## begin Exercise input

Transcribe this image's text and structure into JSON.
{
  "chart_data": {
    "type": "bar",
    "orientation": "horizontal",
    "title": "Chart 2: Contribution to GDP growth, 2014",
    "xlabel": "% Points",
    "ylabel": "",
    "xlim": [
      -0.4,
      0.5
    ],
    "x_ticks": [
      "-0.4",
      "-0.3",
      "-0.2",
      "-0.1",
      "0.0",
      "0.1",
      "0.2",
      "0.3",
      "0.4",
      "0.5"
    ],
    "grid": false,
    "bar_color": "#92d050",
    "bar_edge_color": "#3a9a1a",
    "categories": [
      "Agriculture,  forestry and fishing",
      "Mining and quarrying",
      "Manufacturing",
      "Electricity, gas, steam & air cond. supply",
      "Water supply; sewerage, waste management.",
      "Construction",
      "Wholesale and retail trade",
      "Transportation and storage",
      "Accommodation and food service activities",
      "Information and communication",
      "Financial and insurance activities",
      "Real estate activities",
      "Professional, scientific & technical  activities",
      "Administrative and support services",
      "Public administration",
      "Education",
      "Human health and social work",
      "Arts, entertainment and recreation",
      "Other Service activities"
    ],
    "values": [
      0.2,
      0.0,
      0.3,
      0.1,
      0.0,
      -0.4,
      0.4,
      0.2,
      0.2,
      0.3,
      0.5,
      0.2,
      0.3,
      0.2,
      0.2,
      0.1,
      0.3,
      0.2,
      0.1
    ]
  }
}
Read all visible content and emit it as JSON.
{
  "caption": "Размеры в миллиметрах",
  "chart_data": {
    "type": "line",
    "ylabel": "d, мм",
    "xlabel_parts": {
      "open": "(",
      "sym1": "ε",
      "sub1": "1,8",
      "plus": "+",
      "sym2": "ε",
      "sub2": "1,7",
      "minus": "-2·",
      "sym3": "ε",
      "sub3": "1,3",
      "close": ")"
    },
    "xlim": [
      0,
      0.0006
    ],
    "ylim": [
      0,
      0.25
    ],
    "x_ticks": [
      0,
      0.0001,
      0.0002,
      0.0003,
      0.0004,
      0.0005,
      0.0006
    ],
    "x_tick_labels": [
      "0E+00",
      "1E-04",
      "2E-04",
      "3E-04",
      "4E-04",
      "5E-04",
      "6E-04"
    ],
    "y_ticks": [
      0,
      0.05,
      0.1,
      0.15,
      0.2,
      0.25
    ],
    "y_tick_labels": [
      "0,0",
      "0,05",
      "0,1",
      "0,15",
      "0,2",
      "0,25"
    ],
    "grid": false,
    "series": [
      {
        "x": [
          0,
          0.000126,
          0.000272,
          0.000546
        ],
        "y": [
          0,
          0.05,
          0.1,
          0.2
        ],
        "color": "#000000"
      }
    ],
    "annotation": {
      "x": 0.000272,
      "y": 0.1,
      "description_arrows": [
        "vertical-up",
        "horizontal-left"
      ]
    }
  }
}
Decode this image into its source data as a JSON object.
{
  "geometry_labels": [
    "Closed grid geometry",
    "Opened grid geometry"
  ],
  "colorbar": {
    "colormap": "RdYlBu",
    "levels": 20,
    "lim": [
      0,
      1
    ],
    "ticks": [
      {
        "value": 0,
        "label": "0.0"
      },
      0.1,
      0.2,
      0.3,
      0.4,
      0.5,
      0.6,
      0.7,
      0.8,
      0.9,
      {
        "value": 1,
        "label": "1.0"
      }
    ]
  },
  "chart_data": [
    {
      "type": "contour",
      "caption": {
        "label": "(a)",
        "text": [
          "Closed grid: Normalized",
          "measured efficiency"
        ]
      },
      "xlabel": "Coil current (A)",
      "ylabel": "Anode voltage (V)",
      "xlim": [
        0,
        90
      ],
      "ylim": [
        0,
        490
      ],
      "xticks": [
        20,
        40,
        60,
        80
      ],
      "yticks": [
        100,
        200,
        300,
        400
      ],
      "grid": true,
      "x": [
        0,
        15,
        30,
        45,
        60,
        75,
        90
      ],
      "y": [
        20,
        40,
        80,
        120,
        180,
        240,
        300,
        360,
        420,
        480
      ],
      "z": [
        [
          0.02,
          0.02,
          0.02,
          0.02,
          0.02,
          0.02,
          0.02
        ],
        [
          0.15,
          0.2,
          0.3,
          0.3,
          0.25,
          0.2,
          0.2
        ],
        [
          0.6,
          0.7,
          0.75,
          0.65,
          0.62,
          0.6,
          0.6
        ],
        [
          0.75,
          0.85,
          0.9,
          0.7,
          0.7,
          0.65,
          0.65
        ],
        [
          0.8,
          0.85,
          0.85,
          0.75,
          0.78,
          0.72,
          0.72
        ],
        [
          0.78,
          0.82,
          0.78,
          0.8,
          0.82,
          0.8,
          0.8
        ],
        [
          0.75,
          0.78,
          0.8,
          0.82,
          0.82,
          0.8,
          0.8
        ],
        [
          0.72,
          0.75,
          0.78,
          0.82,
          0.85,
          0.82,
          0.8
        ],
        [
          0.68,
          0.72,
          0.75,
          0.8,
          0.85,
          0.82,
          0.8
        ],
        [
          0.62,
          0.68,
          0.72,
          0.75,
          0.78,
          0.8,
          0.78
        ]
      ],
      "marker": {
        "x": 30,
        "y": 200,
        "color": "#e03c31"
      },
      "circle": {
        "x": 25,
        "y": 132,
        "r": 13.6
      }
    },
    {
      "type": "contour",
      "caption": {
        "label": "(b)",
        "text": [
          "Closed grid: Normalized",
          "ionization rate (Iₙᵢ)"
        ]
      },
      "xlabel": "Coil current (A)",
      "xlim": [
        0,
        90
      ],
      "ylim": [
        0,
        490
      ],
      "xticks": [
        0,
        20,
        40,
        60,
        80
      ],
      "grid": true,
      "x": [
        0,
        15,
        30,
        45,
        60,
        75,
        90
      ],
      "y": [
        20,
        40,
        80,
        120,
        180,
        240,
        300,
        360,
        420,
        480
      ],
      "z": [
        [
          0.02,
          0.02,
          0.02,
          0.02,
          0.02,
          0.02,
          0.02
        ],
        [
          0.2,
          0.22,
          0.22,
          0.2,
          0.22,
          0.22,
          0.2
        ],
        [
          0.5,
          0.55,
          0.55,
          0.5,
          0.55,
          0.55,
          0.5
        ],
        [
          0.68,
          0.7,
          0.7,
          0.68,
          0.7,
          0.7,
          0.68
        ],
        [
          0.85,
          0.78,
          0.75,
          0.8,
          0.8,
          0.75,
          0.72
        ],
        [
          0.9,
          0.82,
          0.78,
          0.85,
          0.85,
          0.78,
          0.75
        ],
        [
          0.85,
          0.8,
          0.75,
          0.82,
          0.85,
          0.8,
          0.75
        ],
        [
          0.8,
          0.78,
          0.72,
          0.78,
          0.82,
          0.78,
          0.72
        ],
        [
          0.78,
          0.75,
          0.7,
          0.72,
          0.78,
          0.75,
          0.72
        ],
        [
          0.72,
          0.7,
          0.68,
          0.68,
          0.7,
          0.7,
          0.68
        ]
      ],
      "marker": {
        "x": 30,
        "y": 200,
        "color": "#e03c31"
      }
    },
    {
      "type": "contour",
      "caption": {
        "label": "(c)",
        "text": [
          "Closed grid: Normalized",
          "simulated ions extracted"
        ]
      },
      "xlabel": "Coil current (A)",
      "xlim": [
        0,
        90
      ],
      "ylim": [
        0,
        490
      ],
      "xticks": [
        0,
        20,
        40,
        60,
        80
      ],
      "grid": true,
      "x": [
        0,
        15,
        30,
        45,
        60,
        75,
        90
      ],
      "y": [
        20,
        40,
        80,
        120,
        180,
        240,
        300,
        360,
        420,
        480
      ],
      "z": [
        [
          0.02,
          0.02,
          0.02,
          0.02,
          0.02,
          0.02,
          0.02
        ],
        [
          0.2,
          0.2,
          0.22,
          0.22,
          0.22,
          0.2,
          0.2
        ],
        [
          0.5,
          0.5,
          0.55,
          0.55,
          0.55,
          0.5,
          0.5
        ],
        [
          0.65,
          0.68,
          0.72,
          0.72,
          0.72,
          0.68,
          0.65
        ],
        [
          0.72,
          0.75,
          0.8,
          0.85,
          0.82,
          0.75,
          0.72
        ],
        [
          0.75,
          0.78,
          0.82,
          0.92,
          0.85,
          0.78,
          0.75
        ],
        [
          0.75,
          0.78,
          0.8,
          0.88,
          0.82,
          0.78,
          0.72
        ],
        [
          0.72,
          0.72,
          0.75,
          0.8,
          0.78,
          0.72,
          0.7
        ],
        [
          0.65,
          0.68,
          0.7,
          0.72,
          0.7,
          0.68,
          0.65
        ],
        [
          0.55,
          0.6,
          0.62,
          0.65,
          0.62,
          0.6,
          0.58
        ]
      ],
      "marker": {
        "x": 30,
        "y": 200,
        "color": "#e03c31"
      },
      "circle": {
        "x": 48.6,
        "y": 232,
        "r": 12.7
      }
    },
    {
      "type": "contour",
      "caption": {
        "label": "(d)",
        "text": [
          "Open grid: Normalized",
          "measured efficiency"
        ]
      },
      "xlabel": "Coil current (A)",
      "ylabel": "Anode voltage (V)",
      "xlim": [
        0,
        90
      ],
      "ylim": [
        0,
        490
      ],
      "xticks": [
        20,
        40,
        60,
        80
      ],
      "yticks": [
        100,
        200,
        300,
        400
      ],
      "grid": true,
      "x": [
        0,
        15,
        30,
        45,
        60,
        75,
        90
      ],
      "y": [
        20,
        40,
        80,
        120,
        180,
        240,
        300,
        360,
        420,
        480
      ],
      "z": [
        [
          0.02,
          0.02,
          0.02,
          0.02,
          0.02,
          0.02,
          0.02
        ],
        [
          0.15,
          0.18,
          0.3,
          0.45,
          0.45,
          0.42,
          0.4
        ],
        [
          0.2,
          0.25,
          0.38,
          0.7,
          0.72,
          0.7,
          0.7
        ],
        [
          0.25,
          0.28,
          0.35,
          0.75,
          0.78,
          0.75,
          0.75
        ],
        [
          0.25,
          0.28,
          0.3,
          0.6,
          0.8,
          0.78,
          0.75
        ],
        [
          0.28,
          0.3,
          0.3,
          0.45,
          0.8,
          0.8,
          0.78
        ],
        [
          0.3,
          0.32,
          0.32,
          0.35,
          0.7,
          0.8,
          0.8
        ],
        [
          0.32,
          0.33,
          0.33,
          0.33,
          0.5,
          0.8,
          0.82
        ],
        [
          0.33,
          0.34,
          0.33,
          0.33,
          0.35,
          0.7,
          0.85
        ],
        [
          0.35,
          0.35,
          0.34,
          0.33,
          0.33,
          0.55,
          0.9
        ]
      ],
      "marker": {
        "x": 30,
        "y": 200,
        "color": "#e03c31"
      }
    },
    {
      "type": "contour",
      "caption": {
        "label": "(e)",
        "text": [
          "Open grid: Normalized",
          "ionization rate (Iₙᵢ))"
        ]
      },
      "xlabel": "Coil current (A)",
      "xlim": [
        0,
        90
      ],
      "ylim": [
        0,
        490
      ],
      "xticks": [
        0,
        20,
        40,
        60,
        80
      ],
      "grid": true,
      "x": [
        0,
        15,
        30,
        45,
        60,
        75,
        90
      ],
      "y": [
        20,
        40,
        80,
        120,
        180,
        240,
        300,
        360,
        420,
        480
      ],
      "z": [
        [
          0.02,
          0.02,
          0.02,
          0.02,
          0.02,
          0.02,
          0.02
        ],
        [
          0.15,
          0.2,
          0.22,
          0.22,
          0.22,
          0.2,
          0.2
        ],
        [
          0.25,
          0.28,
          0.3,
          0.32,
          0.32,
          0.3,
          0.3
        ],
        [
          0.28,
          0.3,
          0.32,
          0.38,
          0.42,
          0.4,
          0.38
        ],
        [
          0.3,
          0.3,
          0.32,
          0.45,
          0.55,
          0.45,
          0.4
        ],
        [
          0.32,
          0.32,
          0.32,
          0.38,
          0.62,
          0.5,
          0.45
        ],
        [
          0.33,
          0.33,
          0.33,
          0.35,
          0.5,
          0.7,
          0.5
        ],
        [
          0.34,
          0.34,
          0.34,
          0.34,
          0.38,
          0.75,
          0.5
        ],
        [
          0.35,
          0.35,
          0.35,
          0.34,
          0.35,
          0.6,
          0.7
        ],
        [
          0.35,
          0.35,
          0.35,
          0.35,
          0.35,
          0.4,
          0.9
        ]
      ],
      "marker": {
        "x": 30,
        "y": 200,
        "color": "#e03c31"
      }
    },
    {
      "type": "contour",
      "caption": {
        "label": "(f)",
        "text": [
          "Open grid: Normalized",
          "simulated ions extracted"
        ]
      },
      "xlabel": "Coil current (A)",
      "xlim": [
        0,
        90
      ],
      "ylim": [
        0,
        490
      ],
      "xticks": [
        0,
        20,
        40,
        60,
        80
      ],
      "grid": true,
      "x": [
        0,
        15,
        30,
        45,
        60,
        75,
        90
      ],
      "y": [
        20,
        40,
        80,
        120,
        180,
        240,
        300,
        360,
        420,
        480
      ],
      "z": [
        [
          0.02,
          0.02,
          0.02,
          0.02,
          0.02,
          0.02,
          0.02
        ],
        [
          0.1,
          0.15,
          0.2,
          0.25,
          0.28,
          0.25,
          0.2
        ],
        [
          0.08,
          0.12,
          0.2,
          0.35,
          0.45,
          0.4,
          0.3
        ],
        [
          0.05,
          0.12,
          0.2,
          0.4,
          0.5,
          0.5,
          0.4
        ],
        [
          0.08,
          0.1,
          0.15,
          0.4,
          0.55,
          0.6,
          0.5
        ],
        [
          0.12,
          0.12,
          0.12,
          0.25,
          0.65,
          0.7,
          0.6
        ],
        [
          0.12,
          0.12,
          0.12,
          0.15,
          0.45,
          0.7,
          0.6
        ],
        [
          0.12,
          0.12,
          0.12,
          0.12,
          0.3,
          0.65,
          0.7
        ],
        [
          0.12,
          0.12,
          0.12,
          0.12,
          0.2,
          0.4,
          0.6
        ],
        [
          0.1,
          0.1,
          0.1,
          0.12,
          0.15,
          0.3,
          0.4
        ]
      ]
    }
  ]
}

## end Exercise input

Scan the material above. Copy each line where "JSON" occurs.

Transcribe this image's text and structure into JSON.
Read all visible content and emit it as JSON.
Decode this image into its source data as a JSON object.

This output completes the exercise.